Set exercise
Return each line of the data below verbatim; pictures are to be left out.

Data in this exercise
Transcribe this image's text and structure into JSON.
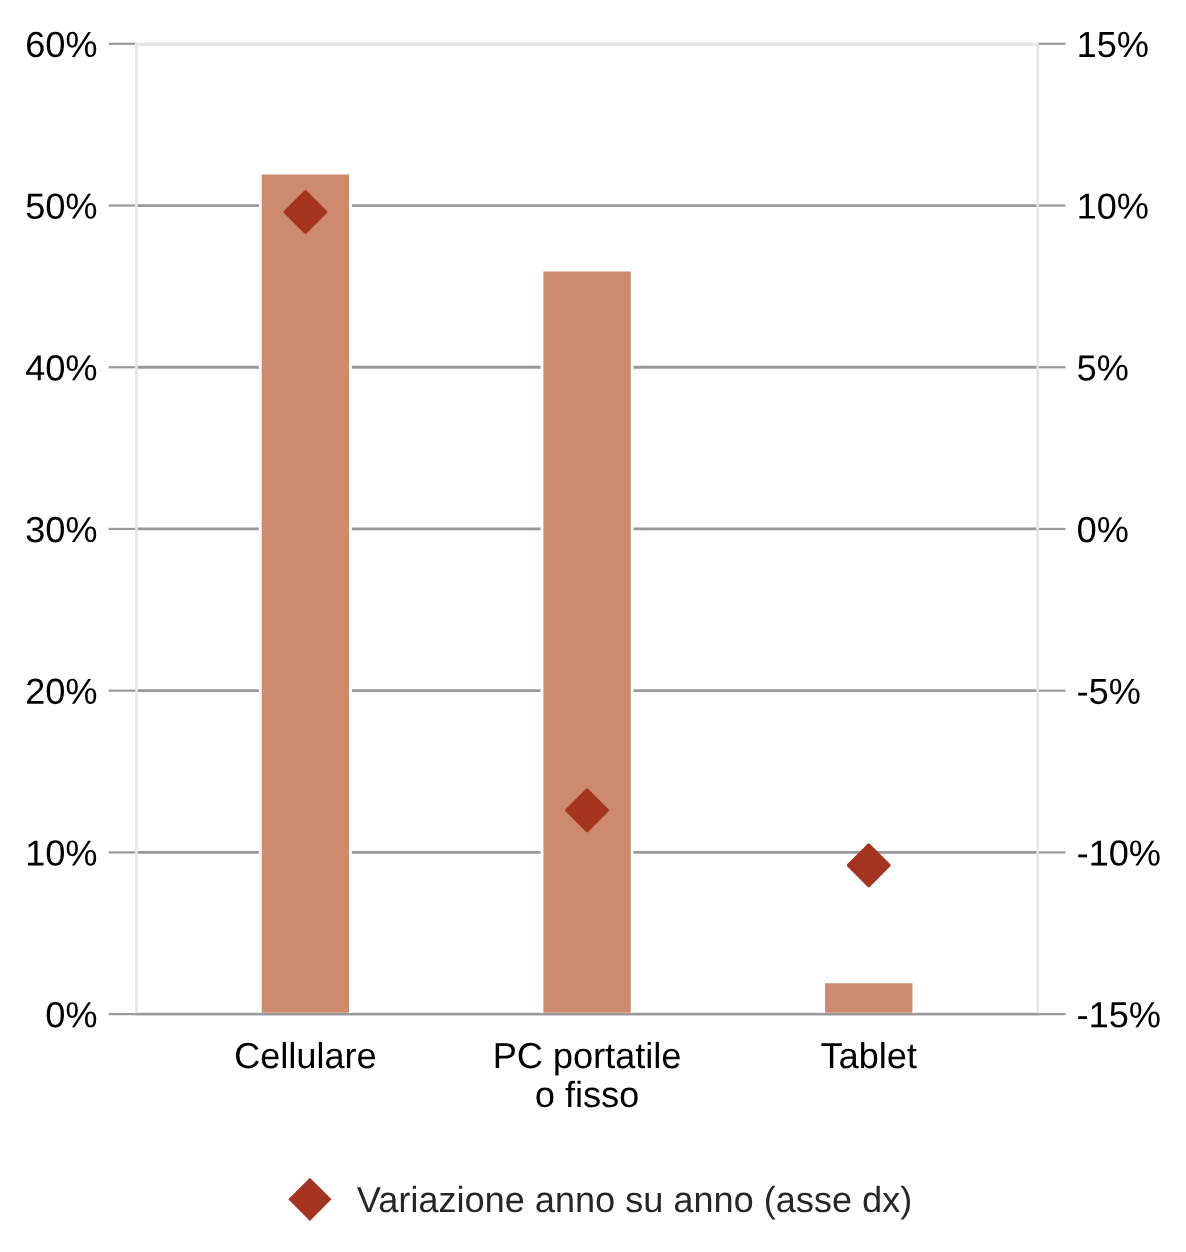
{
  "chart_data": {
    "type": "bar",
    "categories": [
      "Cellulare",
      "PC portatile\no fisso",
      "Tablet"
    ],
    "series": [
      {
        "color": "#cc8b6f",
        "values": [
          52,
          46,
          2
        ]
      },
      {
        "type": "scatter",
        "name": "Variazione anno su anno (asse dx)",
        "axis": "y2",
        "color": "#a53420",
        "values": [
          9.8,
          -8.7,
          -10.4
        ]
      }
    ],
    "ylim": [
      0,
      60
    ],
    "yticks": [
      {
        "value": 0,
        "label": "0%"
      },
      {
        "value": 10,
        "label": "10%"
      },
      {
        "value": 20,
        "label": "20%"
      },
      {
        "value": 30,
        "label": "30%"
      },
      {
        "value": 40,
        "label": "40%"
      },
      {
        "value": 50,
        "label": "50%"
      },
      {
        "value": 60,
        "label": "60%"
      }
    ],
    "y2lim": [
      -15,
      15
    ],
    "y2ticks": [
      {
        "value": -15,
        "label": "-15%"
      },
      {
        "value": -10,
        "label": "-10%"
      },
      {
        "value": -5,
        "label": "-5%"
      },
      {
        "value": 0,
        "label": "0%"
      },
      {
        "value": 5,
        "label": "5%"
      },
      {
        "value": 10,
        "label": "10%"
      },
      {
        "value": 15,
        "label": "15%"
      }
    ],
    "grid": "y",
    "legend": "bottom",
    "marker": "diamond"
  }
}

Problem solution
Transcribe this image's text and structure into JSON.
{
  "chart_data": {
    "type": "bar",
    "categories": [
      "Cellulare",
      "PC portatile\no fisso",
      "Tablet"
    ],
    "series": [
      {
        "color": "#cc8b6f",
        "values": [
          52,
          46,
          2
        ]
      },
      {
        "type": "scatter",
        "name": "Variazione anno su anno (asse dx)",
        "axis": "y2",
        "color": "#a53420",
        "values": [
          9.8,
          -8.7,
          -10.4
        ]
      }
    ],
    "ylim": [
      0,
      60
    ],
    "yticks": [
      {
        "value": 0,
        "label": "0%"
      },
      {
        "value": 10,
        "label": "10%"
      },
      {
        "value": 20,
        "label": "20%"
      },
      {
        "value": 30,
        "label": "30%"
      },
      {
        "value": 40,
        "label": "40%"
      },
      {
        "value": 50,
        "label": "50%"
      },
      {
        "value": 60,
        "label": "60%"
      }
    ],
    "y2lim": [
      -15,
      15
    ],
    "y2ticks": [
      {
        "value": -15,
        "label": "-15%"
      },
      {
        "value": -10,
        "label": "-10%"
      },
      {
        "value": -5,
        "label": "-5%"
      },
      {
        "value": 0,
        "label": "0%"
      },
      {
        "value": 5,
        "label": "5%"
      },
      {
        "value": 10,
        "label": "10%"
      },
      {
        "value": 15,
        "label": "15%"
      }
    ],
    "grid": "y",
    "legend": "bottom",
    "marker": "diamond"
  }
}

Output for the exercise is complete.